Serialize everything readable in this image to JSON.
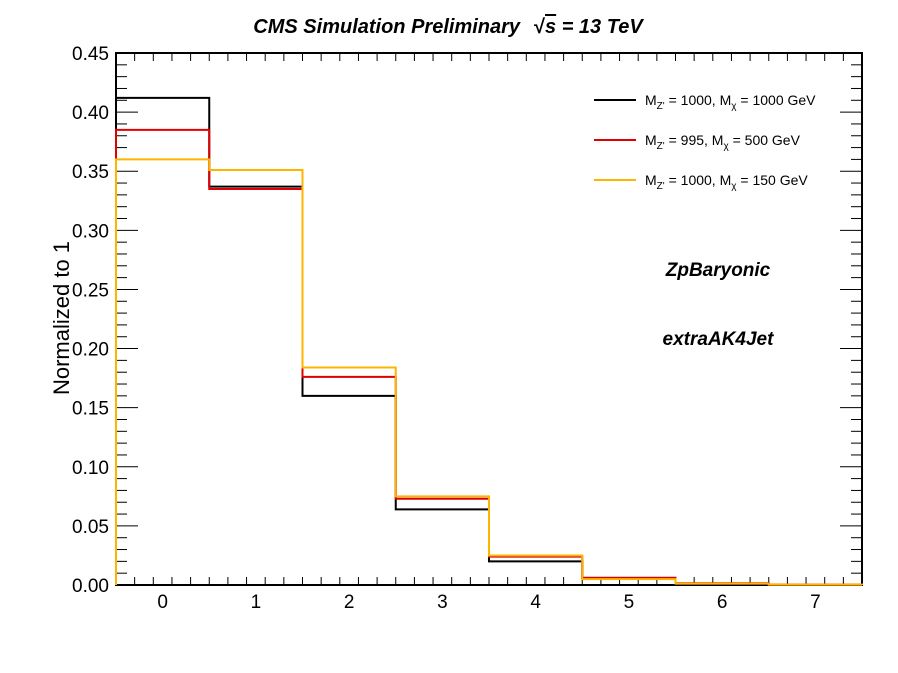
{
  "chart_data": {
    "type": "histogram-step",
    "title": "CMS Simulation Preliminary  √s = 13 TeV",
    "title_parts": {
      "main": "CMS Simulation Preliminary",
      "sqrt": "√",
      "s": "s",
      "rest": " = 13 TeV"
    },
    "ylabel": "Normalized to 1",
    "xlabel": "",
    "xlim": [
      -0.5,
      7.5
    ],
    "ylim": [
      0,
      0.45
    ],
    "bin_edges": [
      -0.5,
      0.5,
      1.5,
      2.5,
      3.5,
      4.5,
      5.5,
      6.5,
      7.5
    ],
    "x_ticks": [
      "0",
      "1",
      "2",
      "3",
      "4",
      "5",
      "6",
      "7"
    ],
    "y_ticks": [
      "0.00",
      "0.05",
      "0.10",
      "0.15",
      "0.20",
      "0.25",
      "0.30",
      "0.35",
      "0.40",
      "0.45"
    ],
    "series": [
      {
        "label_main": "M",
        "label_sub1": "Z'",
        "label_mid": " = 1000, M",
        "label_sub2": "χ",
        "label_end": " = 1000 GeV",
        "color": "#000000",
        "values": [
          0.412,
          0.337,
          0.16,
          0.064,
          0.02,
          0.006,
          0.001,
          0.0002
        ]
      },
      {
        "label_main": "M",
        "label_sub1": "Z'",
        "label_mid": " = 995, M",
        "label_sub2": "χ",
        "label_end": " = 500 GeV",
        "color": "#e00000",
        "values": [
          0.385,
          0.335,
          0.176,
          0.073,
          0.024,
          0.006,
          0.0015,
          0.0003
        ]
      },
      {
        "label_main": "M",
        "label_sub1": "Z'",
        "label_mid": " = 1000, M",
        "label_sub2": "χ",
        "label_end": " = 150 GeV",
        "color": "#ffb400",
        "values": [
          0.36,
          0.351,
          0.184,
          0.075,
          0.025,
          0.005,
          0.0012,
          0.0003
        ]
      }
    ],
    "annotations": [
      "ZpBaryonic",
      "extraAK4Jet"
    ],
    "legend_position": "top-right",
    "grid": false
  }
}
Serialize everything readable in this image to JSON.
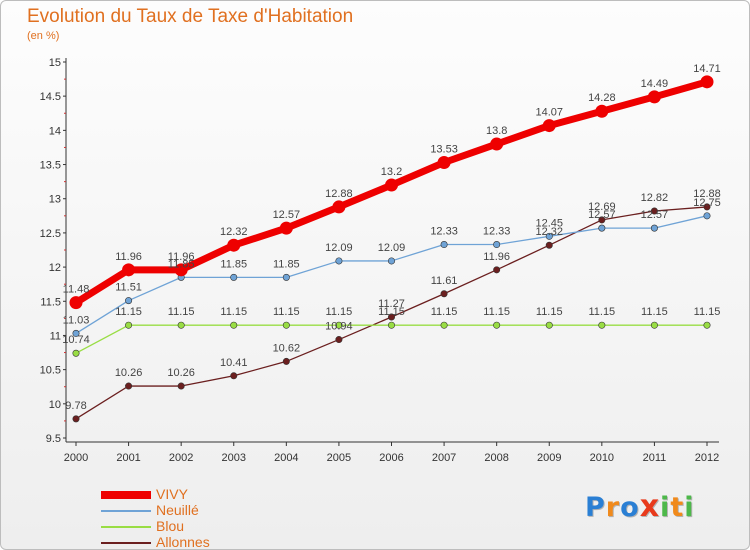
{
  "header": {
    "title": "Evolution du Taux de Taxe d'Habitation",
    "subtitle": "(en %)"
  },
  "chart_data": {
    "type": "line",
    "title": "Evolution du Taux de Taxe d'Habitation",
    "subtitle": "(en %)",
    "xlabel": "",
    "ylabel": "",
    "categories": [
      "2000",
      "2001",
      "2002",
      "2003",
      "2004",
      "2005",
      "2006",
      "2007",
      "2008",
      "2009",
      "2010",
      "2011",
      "2012"
    ],
    "ylim": [
      9.5,
      15
    ],
    "yticks": [
      "9.5",
      "10",
      "10.5",
      "11",
      "11.5",
      "12",
      "12.5",
      "13",
      "13.5",
      "14",
      "14.5",
      "15"
    ],
    "grid": false,
    "legend_position": "bottom-left",
    "series": [
      {
        "name": "VIVY",
        "color": "#ee0000",
        "values": [
          11.48,
          11.96,
          11.96,
          12.32,
          12.57,
          12.88,
          13.2,
          13.53,
          13.8,
          14.07,
          14.28,
          14.49,
          14.71
        ],
        "labels": [
          "11.48",
          "11.96",
          "11.96",
          "12.32",
          "12.57",
          "12.88",
          "13.2",
          "13.53",
          "13.8",
          "14.07",
          "14.28",
          "14.49",
          "14.71"
        ]
      },
      {
        "name": "Neuillé",
        "color": "#6fa3d6",
        "values": [
          11.03,
          11.51,
          11.85,
          11.85,
          11.85,
          12.09,
          12.09,
          12.33,
          12.33,
          12.45,
          12.57,
          12.57,
          12.75
        ],
        "labels": [
          "11.03",
          "11.51",
          "11.85",
          "11.85",
          "11.85",
          "12.09",
          "12.09",
          "12.33",
          "12.33",
          "12.45",
          "12.57",
          "12.57",
          "12.75"
        ]
      },
      {
        "name": "Blou",
        "color": "#99dd44",
        "values": [
          10.74,
          11.15,
          11.15,
          11.15,
          11.15,
          11.15,
          11.15,
          11.15,
          11.15,
          11.15,
          11.15,
          11.15,
          11.15
        ],
        "labels": [
          "10.74",
          "11.15",
          "11.15",
          "11.15",
          "11.15",
          "11.15",
          "11.15",
          "11.15",
          "11.15",
          "11.15",
          "11.15",
          "11.15",
          "11.15"
        ]
      },
      {
        "name": "Allonnes",
        "color": "#6b1f1f",
        "values": [
          9.78,
          10.26,
          10.26,
          10.41,
          10.62,
          10.94,
          11.27,
          11.61,
          11.96,
          12.32,
          12.69,
          12.82,
          12.88
        ],
        "labels": [
          "9.78",
          "10.26",
          "10.26",
          "10.41",
          "10.62",
          "10.94",
          "11.27",
          "11.61",
          "11.96",
          "12.32",
          "12.69",
          "12.82",
          "12.88"
        ]
      }
    ]
  },
  "logo": {
    "text": "Proxiti",
    "letters": [
      "P",
      "r",
      "o",
      "x",
      "i",
      "t",
      "i"
    ],
    "colors": [
      "#2a7fd4",
      "#f08a1c",
      "#2a7fd4",
      "#e83a1c",
      "#4db84a",
      "#f08a1c",
      "#4db84a"
    ]
  }
}
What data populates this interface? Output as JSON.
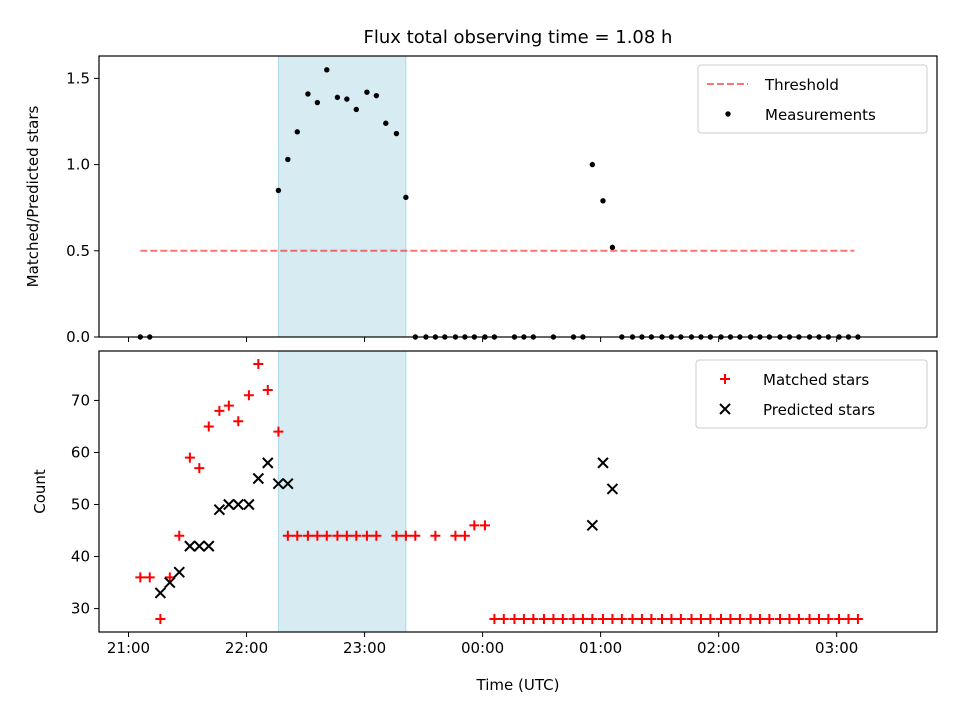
{
  "chart_data": [
    {
      "type": "scatter",
      "title": "Flux total observing time = 1.08 h",
      "xlabel": "",
      "ylabel": "Matched/Predicted stars",
      "xlim": [
        -0.25,
        6.85
      ],
      "ylim": [
        0,
        1.63
      ],
      "xticks": [
        0,
        1,
        2,
        3,
        4,
        5,
        6
      ],
      "yticks": [
        0.0,
        0.5,
        1.0,
        1.5
      ],
      "ytick_labels": [
        "0.0",
        "0.5",
        "1.0",
        "1.5"
      ],
      "shaded_span": [
        1.27,
        2.35
      ],
      "shade_color": "#add8e6",
      "threshold": {
        "name": "Threshold",
        "y": 0.5,
        "x_range": [
          0.1,
          6.15
        ],
        "color": "#ff0000"
      },
      "legend": [
        "Threshold",
        "Measurements"
      ],
      "legend_loc": "upper right",
      "measurements": {
        "x": [
          0.1,
          0.18,
          1.27,
          1.35,
          1.43,
          1.52,
          1.6,
          1.68,
          1.77,
          1.85,
          1.93,
          2.02,
          2.1,
          2.18,
          2.27,
          2.35,
          2.43,
          2.52,
          2.6,
          2.68,
          2.77,
          2.85,
          2.93,
          3.02,
          3.1,
          3.27,
          3.35,
          3.43,
          3.6,
          3.77,
          3.85,
          3.93,
          4.02,
          4.1,
          4.18,
          4.27,
          4.35,
          4.43,
          4.52,
          4.6,
          4.68,
          4.77,
          4.85,
          4.93,
          5.02,
          5.1,
          5.18,
          5.27,
          5.35,
          5.43,
          5.52,
          5.6,
          5.68,
          5.77,
          5.85,
          5.93,
          6.02,
          6.1,
          6.18
        ],
        "y": [
          0,
          0,
          0.85,
          1.03,
          1.19,
          1.41,
          1.36,
          1.55,
          1.39,
          1.38,
          1.32,
          1.42,
          1.4,
          1.24,
          1.18,
          0.81,
          0,
          0,
          0,
          0,
          0,
          0,
          0,
          0,
          0,
          0,
          0,
          0,
          0,
          0,
          0,
          1.0,
          0.79,
          0.52,
          0,
          0,
          0,
          0,
          0,
          0,
          0,
          0,
          0,
          0,
          0,
          0,
          0,
          0,
          0,
          0,
          0,
          0,
          0,
          0,
          0,
          0,
          0,
          0,
          0
        ]
      }
    },
    {
      "type": "scatter",
      "title": "",
      "xlabel": "Time (UTC)",
      "ylabel": "Count",
      "xlim": [
        -0.25,
        6.85
      ],
      "ylim": [
        25.5,
        79.5
      ],
      "xticks": [
        0,
        1,
        2,
        3,
        4,
        5,
        6
      ],
      "xtick_labels": [
        "21:00",
        "22:00",
        "23:00",
        "00:00",
        "01:00",
        "02:00",
        "03:00"
      ],
      "yticks": [
        30,
        40,
        50,
        60,
        70
      ],
      "ytick_labels": [
        "30",
        "40",
        "50",
        "60",
        "70"
      ],
      "shaded_span": [
        1.27,
        2.35
      ],
      "shade_color": "#add8e6",
      "legend": [
        "Matched stars",
        "Predicted stars"
      ],
      "legend_loc": "upper right",
      "series": [
        {
          "name": "Matched stars",
          "marker": "+",
          "color": "#ff0000",
          "x": [
            0.1,
            0.18,
            0.27,
            0.35,
            0.43,
            0.52,
            0.6,
            0.68,
            0.77,
            0.85,
            0.93,
            1.02,
            1.1,
            1.18,
            1.27,
            1.35,
            1.43,
            1.52,
            1.6,
            1.68,
            1.77,
            1.85,
            1.93,
            2.02,
            2.1,
            2.27,
            2.35,
            2.43,
            2.6,
            2.77,
            2.85,
            2.93,
            3.02,
            3.1,
            3.18,
            3.27,
            3.35,
            3.43,
            3.52,
            3.6,
            3.68,
            3.77,
            3.85,
            3.93,
            4.02,
            4.1,
            4.18,
            4.27,
            4.35,
            4.43,
            4.52,
            4.6,
            4.68,
            4.77,
            4.85,
            4.93,
            5.02,
            5.1,
            5.18,
            5.27,
            5.35,
            5.43,
            5.52,
            5.6,
            5.68,
            5.77,
            5.85,
            5.93,
            6.02,
            6.1,
            6.18
          ],
          "y": [
            36,
            36,
            28,
            36,
            44,
            59,
            57,
            65,
            68,
            69,
            66,
            71,
            77,
            72,
            64,
            44,
            44,
            44,
            44,
            44,
            44,
            44,
            44,
            44,
            44,
            44,
            44,
            44,
            44,
            44,
            44,
            46,
            46,
            28,
            28,
            28,
            28,
            28,
            28,
            28,
            28,
            28,
            28,
            28,
            28,
            28,
            28,
            28,
            28,
            28,
            28,
            28,
            28,
            28,
            28,
            28,
            28,
            28,
            28,
            28,
            28,
            28,
            28,
            28,
            28,
            28,
            28,
            28,
            28,
            28,
            28
          ]
        },
        {
          "name": "Predicted stars",
          "marker": "x",
          "color": "#000000",
          "x": [
            0.27,
            0.35,
            0.43,
            0.52,
            0.6,
            0.68,
            0.77,
            0.85,
            0.93,
            1.02,
            1.1,
            1.18,
            1.27,
            1.35,
            3.93,
            4.02,
            4.1
          ],
          "y": [
            33,
            35,
            37,
            42,
            42,
            42,
            49,
            50,
            50,
            50,
            55,
            58,
            54,
            54,
            46,
            58,
            53
          ]
        }
      ]
    }
  ]
}
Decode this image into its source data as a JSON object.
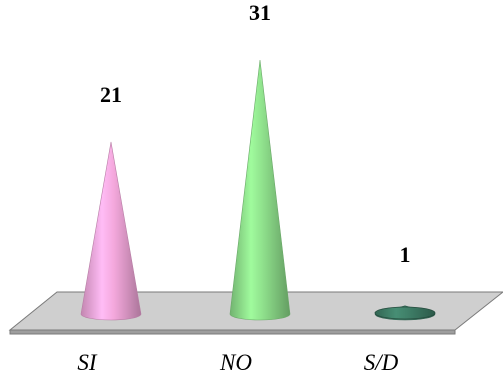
{
  "chart_data": {
    "type": "bar",
    "style": "3d-cone",
    "categories": [
      "SI",
      "NO",
      "S/D"
    ],
    "values": [
      21,
      31,
      1
    ],
    "colors": [
      "#f4a8dc",
      "#8fe08c",
      "#3f7f68"
    ],
    "data_labels": [
      "21",
      "31",
      "1"
    ],
    "title": "",
    "xlabel": "",
    "ylabel": "",
    "ylim": [
      0,
      31
    ],
    "grid": false,
    "legend": "none"
  }
}
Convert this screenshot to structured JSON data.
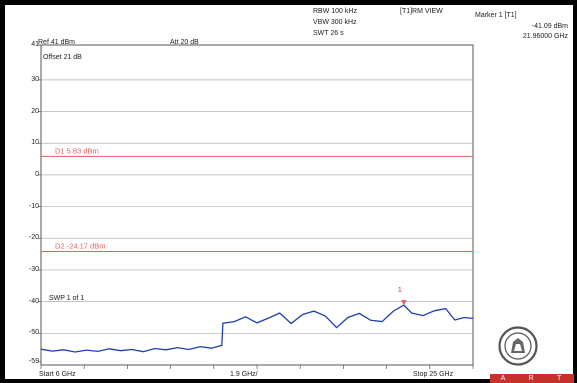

**EXERCISE DESCRIPTION:** Please reproduce nothing but the lines from the one containing "Decode this image" through the closing line of the listing, retyped word for word, pictures excluded.

**COMPLETED EXERCISE:**
Decode this image into its source data as a JSON object.
{
  "chart_data": {
    "type": "bar",
    "style": "3d-cone",
    "categories": [
      "SI",
      "NO",
      "S/D"
    ],
    "values": [
      21,
      31,
      1
    ],
    "colors": [
      "#f4a8dc",
      "#8fe08c",
      "#3f7f68"
    ],
    "data_labels": [
      "21",
      "31",
      "1"
    ],
    "title": "",
    "xlabel": "",
    "ylabel": "",
    "ylim": [
      0,
      31
    ],
    "grid": false,
    "legend": "none"
  }
}
Convert this screenshot to structured JSON data.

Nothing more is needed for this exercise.